For each line that holds "this", copy the line out.

##### The input

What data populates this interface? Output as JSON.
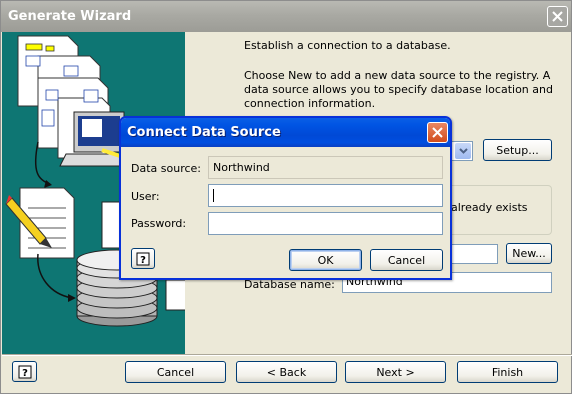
{
  "wizard": {
    "title": "Generate Wizard",
    "intro": "Establish a connection to a database.",
    "description": "Choose New to add a new data source to the registry. A data source allows you to specify database location and connection information.",
    "setup_label": "Setup...",
    "exists_partial": "already exists",
    "new_label": "New...",
    "database_name_label": "Database name:",
    "database_name_value": "Northwind",
    "buttons": {
      "cancel": "Cancel",
      "back": "< Back",
      "next": "Next >",
      "finish": "Finish"
    }
  },
  "dialog": {
    "title": "Connect Data Source",
    "data_source_label": "Data source:",
    "data_source_value": "Northwind",
    "user_label": "User:",
    "user_value": "",
    "password_label": "Password:",
    "password_value": "",
    "ok_label": "OK",
    "cancel_label": "Cancel"
  },
  "icons": {
    "help": "help-icon",
    "close": "close-icon",
    "dropdown": "chevron-down-icon"
  }
}
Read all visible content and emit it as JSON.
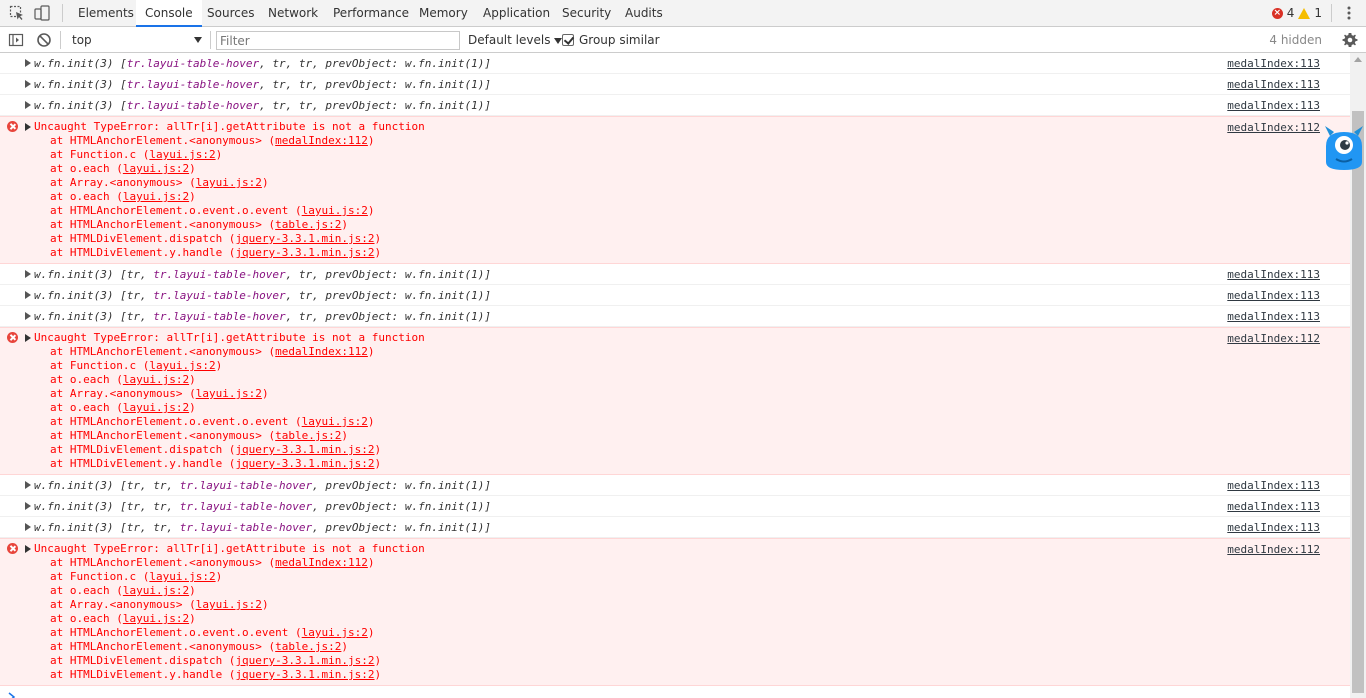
{
  "tabs": [
    {
      "label": "Elements"
    },
    {
      "label": "Console",
      "active": true
    },
    {
      "label": "Sources"
    },
    {
      "label": "Network"
    },
    {
      "label": "Performance"
    },
    {
      "label": "Memory"
    },
    {
      "label": "Application"
    },
    {
      "label": "Security"
    },
    {
      "label": "Audits"
    }
  ],
  "counts": {
    "errors": "4",
    "warnings": "1"
  },
  "toolbar": {
    "context": "top",
    "filter_placeholder": "Filter",
    "levels": "Default levels",
    "group_similar": "Group similar",
    "hidden": "4 hidden"
  },
  "colors": {
    "error_text": "#ff0000",
    "error_bg": "#fff0f0",
    "accent": "#1a73e8"
  },
  "log": [
    {
      "type": "obj",
      "parts": [
        "w.fn.init(3) [",
        "tr.layui-table-hover",
        ", tr, tr, prevObject: w.fn.init(1)]"
      ],
      "source": "medalIndex:113"
    },
    {
      "type": "obj",
      "parts": [
        "w.fn.init(3) [",
        "tr.layui-table-hover",
        ", tr, tr, prevObject: w.fn.init(1)]"
      ],
      "source": "medalIndex:113"
    },
    {
      "type": "obj",
      "parts": [
        "w.fn.init(3) [",
        "tr.layui-table-hover",
        ", tr, tr, prevObject: w.fn.init(1)]"
      ],
      "source": "medalIndex:113"
    },
    {
      "type": "err",
      "source": "medalIndex:112",
      "message": "Uncaught TypeError: allTr[i].getAttribute is not a function",
      "frames": [
        [
          "at HTMLAnchorElement.<anonymous> (",
          "medalIndex:112",
          ")"
        ],
        [
          "at Function.c (",
          "layui.js:2",
          ")"
        ],
        [
          "at o.each (",
          "layui.js:2",
          ")"
        ],
        [
          "at Array.<anonymous> (",
          "layui.js:2",
          ")"
        ],
        [
          "at o.each (",
          "layui.js:2",
          ")"
        ],
        [
          "at HTMLAnchorElement.o.event.o.event (",
          "layui.js:2",
          ")"
        ],
        [
          "at HTMLAnchorElement.<anonymous> (",
          "table.js:2",
          ")"
        ],
        [
          "at HTMLDivElement.dispatch (",
          "jquery-3.3.1.min.js:2",
          ")"
        ],
        [
          "at HTMLDivElement.y.handle (",
          "jquery-3.3.1.min.js:2",
          ")"
        ]
      ]
    },
    {
      "type": "obj",
      "parts": [
        "w.fn.init(3) [tr, ",
        "tr.layui-table-hover",
        ", tr, prevObject: w.fn.init(1)]"
      ],
      "source": "medalIndex:113"
    },
    {
      "type": "obj",
      "parts": [
        "w.fn.init(3) [tr, ",
        "tr.layui-table-hover",
        ", tr, prevObject: w.fn.init(1)]"
      ],
      "source": "medalIndex:113"
    },
    {
      "type": "obj",
      "parts": [
        "w.fn.init(3) [tr, ",
        "tr.layui-table-hover",
        ", tr, prevObject: w.fn.init(1)]"
      ],
      "source": "medalIndex:113"
    },
    {
      "type": "err",
      "source": "medalIndex:112",
      "message": "Uncaught TypeError: allTr[i].getAttribute is not a function",
      "frames": [
        [
          "at HTMLAnchorElement.<anonymous> (",
          "medalIndex:112",
          ")"
        ],
        [
          "at Function.c (",
          "layui.js:2",
          ")"
        ],
        [
          "at o.each (",
          "layui.js:2",
          ")"
        ],
        [
          "at Array.<anonymous> (",
          "layui.js:2",
          ")"
        ],
        [
          "at o.each (",
          "layui.js:2",
          ")"
        ],
        [
          "at HTMLAnchorElement.o.event.o.event (",
          "layui.js:2",
          ")"
        ],
        [
          "at HTMLAnchorElement.<anonymous> (",
          "table.js:2",
          ")"
        ],
        [
          "at HTMLDivElement.dispatch (",
          "jquery-3.3.1.min.js:2",
          ")"
        ],
        [
          "at HTMLDivElement.y.handle (",
          "jquery-3.3.1.min.js:2",
          ")"
        ]
      ]
    },
    {
      "type": "obj",
      "parts": [
        "w.fn.init(3) [tr, tr, ",
        "tr.layui-table-hover",
        ", prevObject: w.fn.init(1)]"
      ],
      "source": "medalIndex:113"
    },
    {
      "type": "obj",
      "parts": [
        "w.fn.init(3) [tr, tr, ",
        "tr.layui-table-hover",
        ", prevObject: w.fn.init(1)]"
      ],
      "source": "medalIndex:113"
    },
    {
      "type": "obj",
      "parts": [
        "w.fn.init(3) [tr, tr, ",
        "tr.layui-table-hover",
        ", prevObject: w.fn.init(1)]"
      ],
      "source": "medalIndex:113"
    },
    {
      "type": "err",
      "source": "medalIndex:112",
      "message": "Uncaught TypeError: allTr[i].getAttribute is not a function",
      "frames": [
        [
          "at HTMLAnchorElement.<anonymous> (",
          "medalIndex:112",
          ")"
        ],
        [
          "at Function.c (",
          "layui.js:2",
          ")"
        ],
        [
          "at o.each (",
          "layui.js:2",
          ")"
        ],
        [
          "at Array.<anonymous> (",
          "layui.js:2",
          ")"
        ],
        [
          "at o.each (",
          "layui.js:2",
          ")"
        ],
        [
          "at HTMLAnchorElement.o.event.o.event (",
          "layui.js:2",
          ")"
        ],
        [
          "at HTMLAnchorElement.<anonymous> (",
          "table.js:2",
          ")"
        ],
        [
          "at HTMLDivElement.dispatch (",
          "jquery-3.3.1.min.js:2",
          ")"
        ],
        [
          "at HTMLDivElement.y.handle (",
          "jquery-3.3.1.min.js:2",
          ")"
        ]
      ]
    }
  ],
  "icons": {
    "inspect": "inspect-element-icon",
    "device": "device-toolbar-icon",
    "sidebar": "console-sidebar-icon",
    "clear": "clear-console-icon",
    "settings": "gear-icon",
    "menu": "kebab-menu-icon",
    "prompt": "console-prompt-icon",
    "mascot": "monster-mascot-icon"
  }
}
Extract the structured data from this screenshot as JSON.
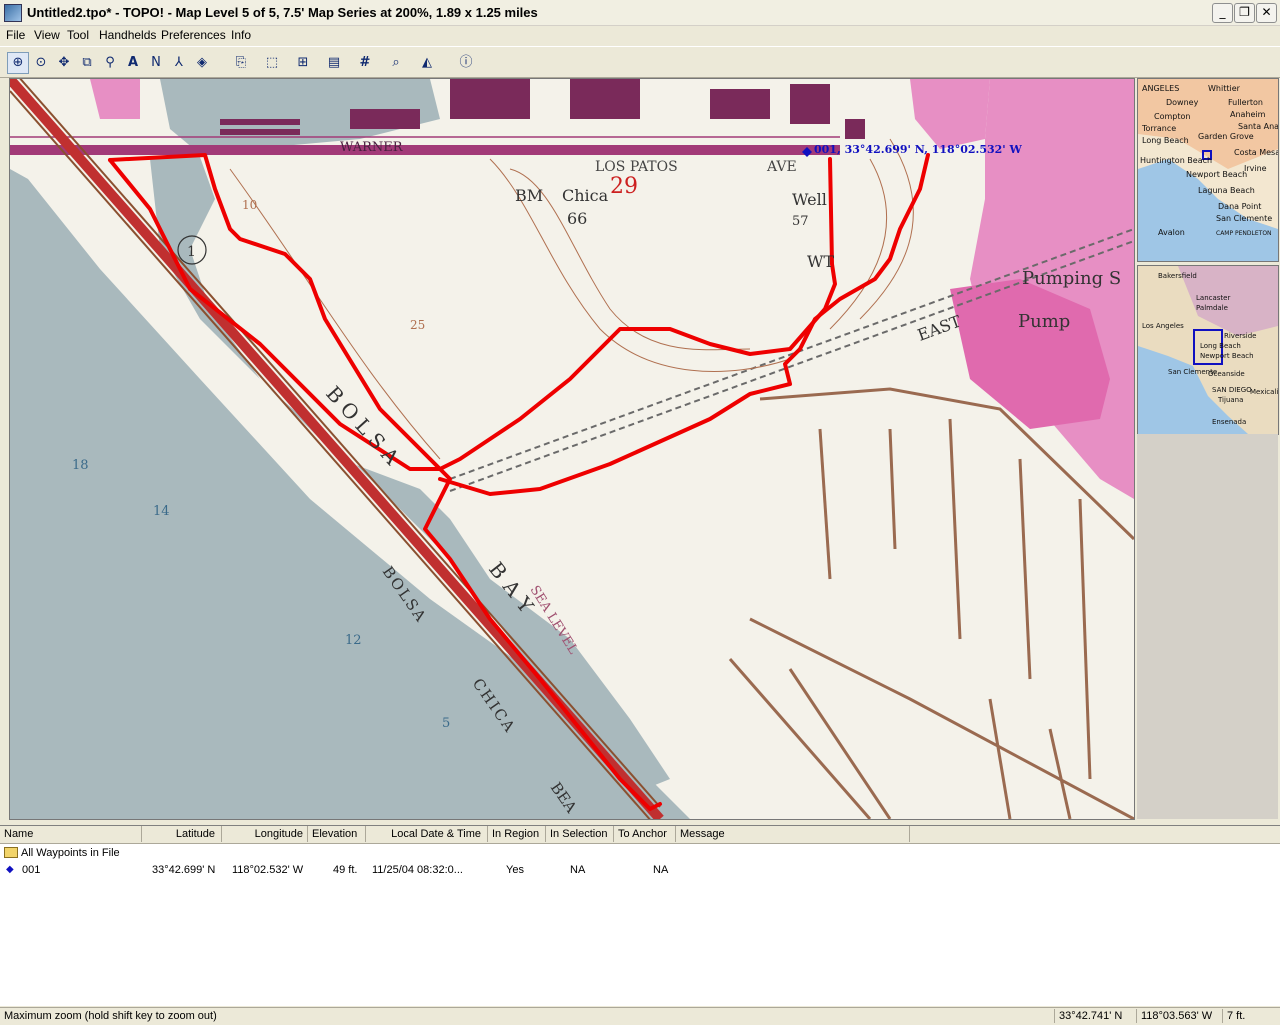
{
  "window": {
    "title": "Untitled2.tpo* - TOPO! - Map Level 5 of 5, 7.5' Map Series at 200%, 1.89 x 1.25 miles",
    "minimize": "_",
    "maximize": "❐",
    "close": "✕"
  },
  "menu": {
    "items": [
      {
        "label": "File",
        "key": "F"
      },
      {
        "label": "View",
        "key": "V"
      },
      {
        "label": "Tool",
        "key": "T"
      },
      {
        "label": "Handhelds",
        "key": "H"
      },
      {
        "label": "Preferences",
        "key": "P"
      },
      {
        "label": "Info",
        "key": "I"
      }
    ]
  },
  "toolbar": {
    "tools": [
      {
        "name": "zoom-in-tool",
        "glyph": "⊕"
      },
      {
        "name": "center-tool",
        "glyph": "⊙"
      },
      {
        "name": "pan-tool",
        "glyph": "✥"
      },
      {
        "name": "copy-tool",
        "glyph": "⧉"
      },
      {
        "name": "pushpin-tool",
        "glyph": "⚲"
      },
      {
        "name": "text-tool",
        "glyph": "A"
      },
      {
        "name": "route-tool",
        "glyph": "N"
      },
      {
        "name": "trail-tool",
        "glyph": "⅄"
      },
      {
        "name": "waypoint-tool",
        "glyph": "◈"
      },
      {
        "name": "open-tool",
        "glyph": "⎘"
      },
      {
        "name": "select-tool",
        "glyph": "⬚"
      },
      {
        "name": "handheld-tool",
        "glyph": "⊞"
      },
      {
        "name": "gps-tool",
        "glyph": "▤"
      },
      {
        "name": "grid-tool",
        "glyph": "#"
      },
      {
        "name": "search-tool",
        "glyph": "⌕"
      },
      {
        "name": "profile-tool",
        "glyph": "◭"
      },
      {
        "name": "info-tool",
        "glyph": "ⓘ"
      }
    ]
  },
  "map": {
    "waypoint_label": "001, 33°42.699' N, 118°02.532' W",
    "labels": {
      "warner": "WARNER",
      "los_patos": "LOS PATOS",
      "ave": "AVE",
      "bm": "BM",
      "chica": "Chica",
      "elev66": "66",
      "sec29": "29",
      "well": "Well",
      "well57": "57",
      "wt": "WT",
      "pumping": "Pumping S",
      "pump": "Pump",
      "east": "EAST",
      "bolsa1": "BOLSA",
      "bay": "BAY",
      "bolsa2": "BOLSA",
      "chica2": "CHICA",
      "bea": "BEA",
      "sea_level": "SEA LEVEL",
      "c10": "10",
      "c25": "25",
      "d18": "18",
      "d14": "14",
      "d12": "12",
      "d5": "5",
      "route1": "1"
    }
  },
  "overview": {
    "upper": [
      "ANGELES",
      "Whittier",
      "Downey",
      "Compton",
      "Torrance",
      "Long Beach",
      "Garden Grove",
      "Fullerton",
      "Anaheim",
      "Santa Ana",
      "Costa Mesa",
      "Huntington Beach",
      "Newport Beach",
      "Irvine",
      "Laguna Beach",
      "Dana Point",
      "San Clemente",
      "Avalon",
      "CAMP PENDLETON"
    ],
    "lower": [
      "Bakersfield",
      "Lancaster",
      "Palmdale",
      "Los Angeles",
      "Long Beach",
      "Riverside",
      "Newport Beach",
      "San Clemente",
      "Oceanside",
      "SAN DIEGO",
      "Tijuana",
      "Mexicali",
      "Ensenada"
    ]
  },
  "table": {
    "columns": [
      "Name",
      "Latitude",
      "Longitude",
      "Elevation",
      "Local Date & Time",
      "In Region",
      "In Selection",
      "To Anchor",
      "Message"
    ],
    "folder_label": "All Waypoints in File",
    "rows": [
      {
        "name": "001",
        "latitude": "33°42.699' N",
        "longitude": "118°02.532' W",
        "elevation": "49 ft.",
        "datetime": "11/25/04 08:32:0...",
        "in_region": "Yes",
        "in_selection": "NA",
        "to_anchor": "NA",
        "message": ""
      }
    ]
  },
  "status": {
    "message": "Maximum zoom (hold shift key to zoom out)",
    "lat": "33°42.741' N",
    "lon": "118°03.563' W",
    "elev": "7 ft."
  },
  "colors": {
    "route": "#ee0000",
    "urban": "#e070b0",
    "water": "#a9b9bd",
    "contour": "#b07050",
    "waypoint": "#1010c0"
  }
}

##########

Written answer:
What data populates this interface? Output as JSON.
Extract the structured data from this screenshot as JSON.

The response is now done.